_EXERCISE TASK_.
Count, in the entries below, the lines in which "следующей" occurs. Give the number, nothing more.

_RECORDS PROVIDED_.

──────────────────────────────

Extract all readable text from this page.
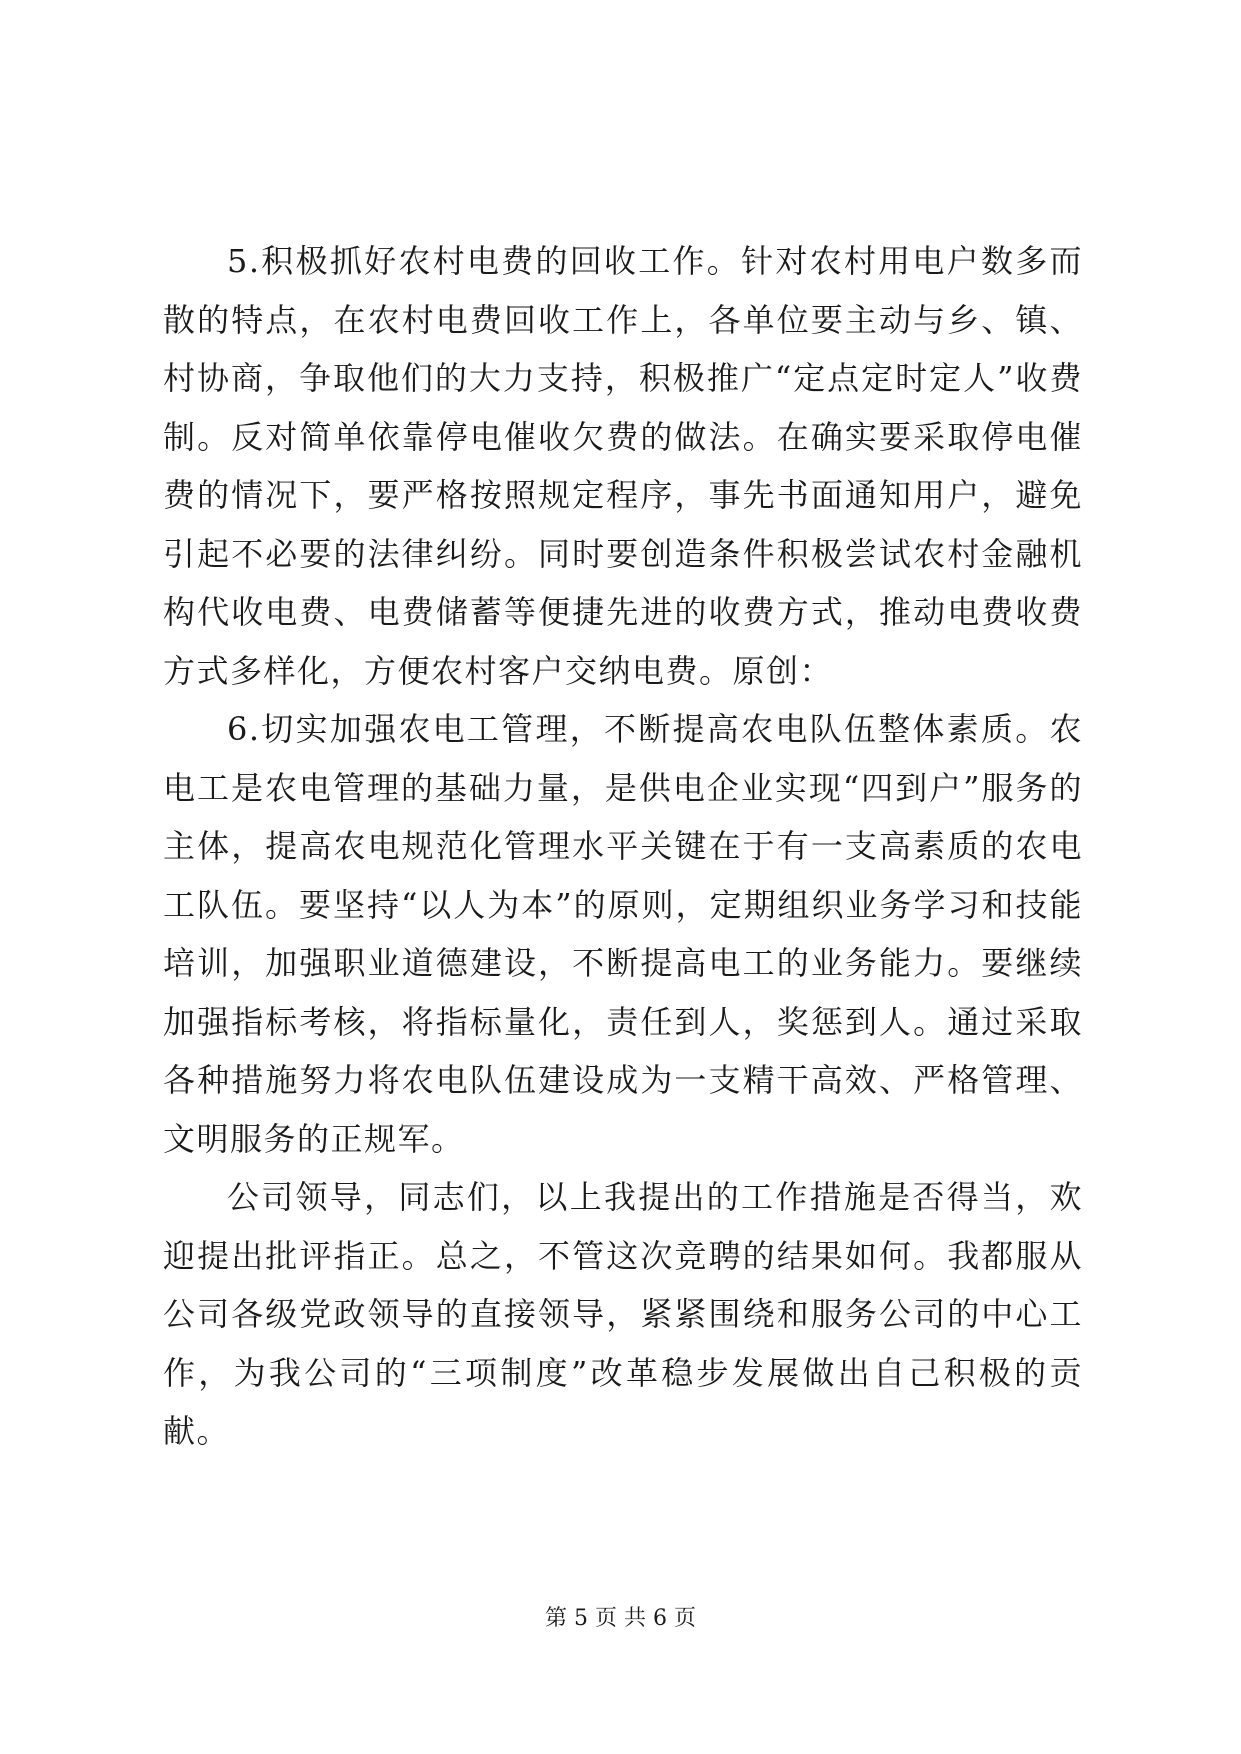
5.积极抓好农村电费的回收工作。针对农村用电户数多而散的特点，在农村电费回收工作上，各单位要主动与乡、镇、村协商，争取他们的大力支持，积极推广“定点定时定人”收费制。反对简单依靠停电催收欠费的做法。在确实要采取停电催费的情况下，要严格按照规定程序，事先书面通知用户，避免引起不必要的法律纠纷。同时要创造条件积极尝试农村金融机构代收电费、电费储蓄等便捷先进的收费方式，推动电费收费方式多样化，方便农村客户交纳电费。原创：

6.切实加强农电工管理，不断提高农电队伍整体素质。农电工是农电管理的基础力量，是供电企业实现“四到户”服务的主体，提高农电规范化管理水平关键在于有一支高素质的农电工队伍。要坚持“以人为本”的原则，定期组织业务学习和技能培训，加强职业道德建设，不断提高电工的业务能力。要继续加强指标考核，将指标量化，责任到人，奖惩到人。通过采取各种措施努力将农电队伍建设成为一支精干高效、严格管理、文明服务的正规军。

公司领导，同志们，以上我提出的工作措施是否得当，欢迎提出批评指正。总之，不管这次竞聘的结果如何。我都服从公司各级党政领导的直接领导，紧紧围绕和服务公司的中心工作，为我公司的“三项制度”改革稳步发展做出自己积极的贡献。

第 5 页 共 6 页
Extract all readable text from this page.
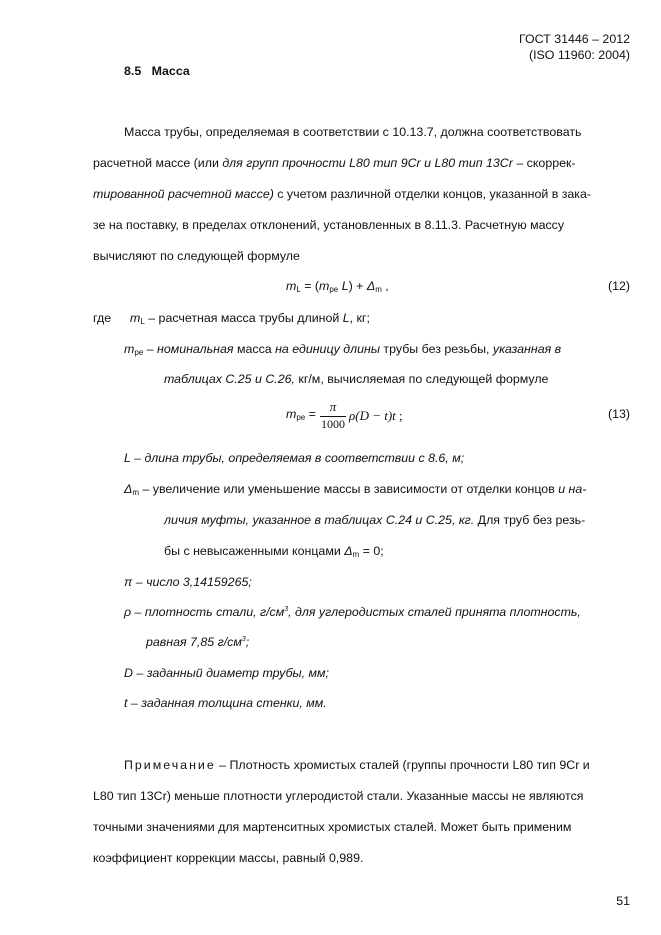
ГОСТ 31446 – 2012
(ISO 11960: 2004)
8.5 Масса
Масса трубы, определяемая в соответствии с 10.13.7, должна соответствовать
расчетной массе (или для групп прочности L80 тип 9Cr и L80 тип 13Cr – скоррек-
тированной расчетной массе) с учетом различной отделки концов, указанной в зака-
зе на поставку, в пределах отклонений, установленных в 8.11.3. Расчетную массу
вычисляют по следующей формуле
$m_L = (m_{pe}$ $L) + \Delta_m$ ,	(12)
где $m_L$ – расчетная масса трубы длиной L, кг;
$m_{pe}$ – номинальная масса на единицу длины трубы без резьбы, указанная в
таблицах С.25 и С.26, кг/м, вычисляемая по следующей формуле
$m_{pe}$ =	π
1000
ρ(D − t)t ;	(13)
L – длина трубы, определяемая в соответствии с 8.6, м;
$\Delta_m$ – увеличение или уменьшение массы в зависимости от отделки концов и на-
личия муфты, указанное в таблицах С.24 и С.25, кг. Для труб без резь-
бы с невысаженными концами $\Delta_m = 0$;
π – число 3,14159265;
ρ – плотность стали, $г/см^3$, для углеродистых сталей принята плотность,
равная 7,85 $г/см^3$;
D – заданный диаметр трубы, мм;
t – заданная толщина стенки, мм.
Примечание – Плотность хромистых сталей (группы прочности L80 тип 9Cr и
L80 тип 13Cr) меньше плотности углеродистой стали. Указанные массы не являются
точными значениями для мартенситных хромистых сталей. Может быть применим
коэффициент коррекции массы, равный 0,989.
51
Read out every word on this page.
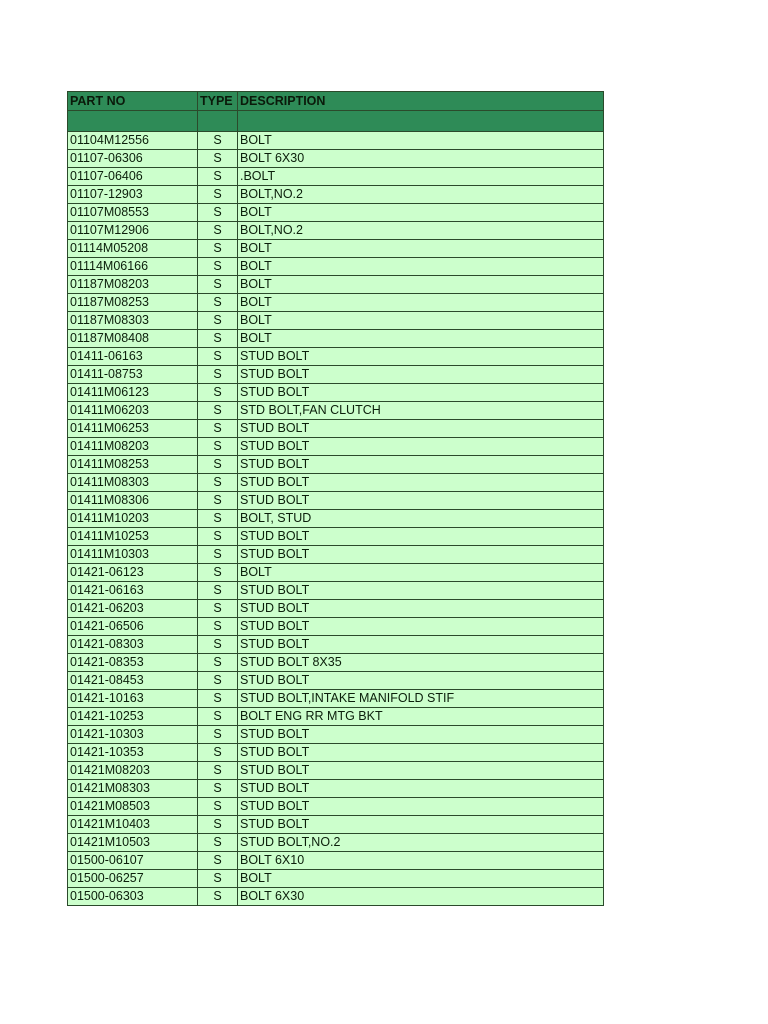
PART NO	TYPE	DESCRIPTION

01104M12556	S	BOLT
01107-06306	S	BOLT 6X30
01107-06406	S	.BOLT
01107-12903	S	BOLT,NO.2
01107M08553	S	BOLT
01107M12906	S	BOLT,NO.2
01114M05208	S	BOLT
01114M06166	S	BOLT
01187M08203	S	BOLT
01187M08253	S	BOLT
01187M08303	S	BOLT
01187M08408	S	BOLT
01411-06163	S	STUD BOLT
01411-08753	S	STUD BOLT
01411M06123	S	STUD BOLT
01411M06203	S	STD BOLT,FAN CLUTCH
01411M06253	S	STUD BOLT
01411M08203	S	STUD BOLT
01411M08253	S	STUD BOLT
01411M08303	S	STUD BOLT
01411M08306	S	STUD BOLT
01411M10203	S	BOLT, STUD
01411M10253	S	STUD BOLT
01411M10303	S	STUD BOLT
01421-06123	S	BOLT
01421-06163	S	STUD BOLT
01421-06203	S	STUD BOLT
01421-06506	S	STUD BOLT
01421-08303	S	STUD BOLT
01421-08353	S	STUD BOLT 8X35
01421-08453	S	STUD BOLT
01421-10163	S	STUD BOLT,INTAKE MANIFOLD STIF
01421-10253	S	BOLT ENG RR MTG BKT
01421-10303	S	STUD BOLT
01421-10353	S	STUD BOLT
01421M08203	S	STUD BOLT
01421M08303	S	STUD BOLT
01421M08503	S	STUD BOLT
01421M10403	S	STUD BOLT
01421M10503	S	STUD BOLT,NO.2
01500-06107	S	BOLT 6X10
01500-06257	S	BOLT
01500-06303	S	BOLT 6X30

──────────────────────────────

_WRITTEN ANSWER_.
2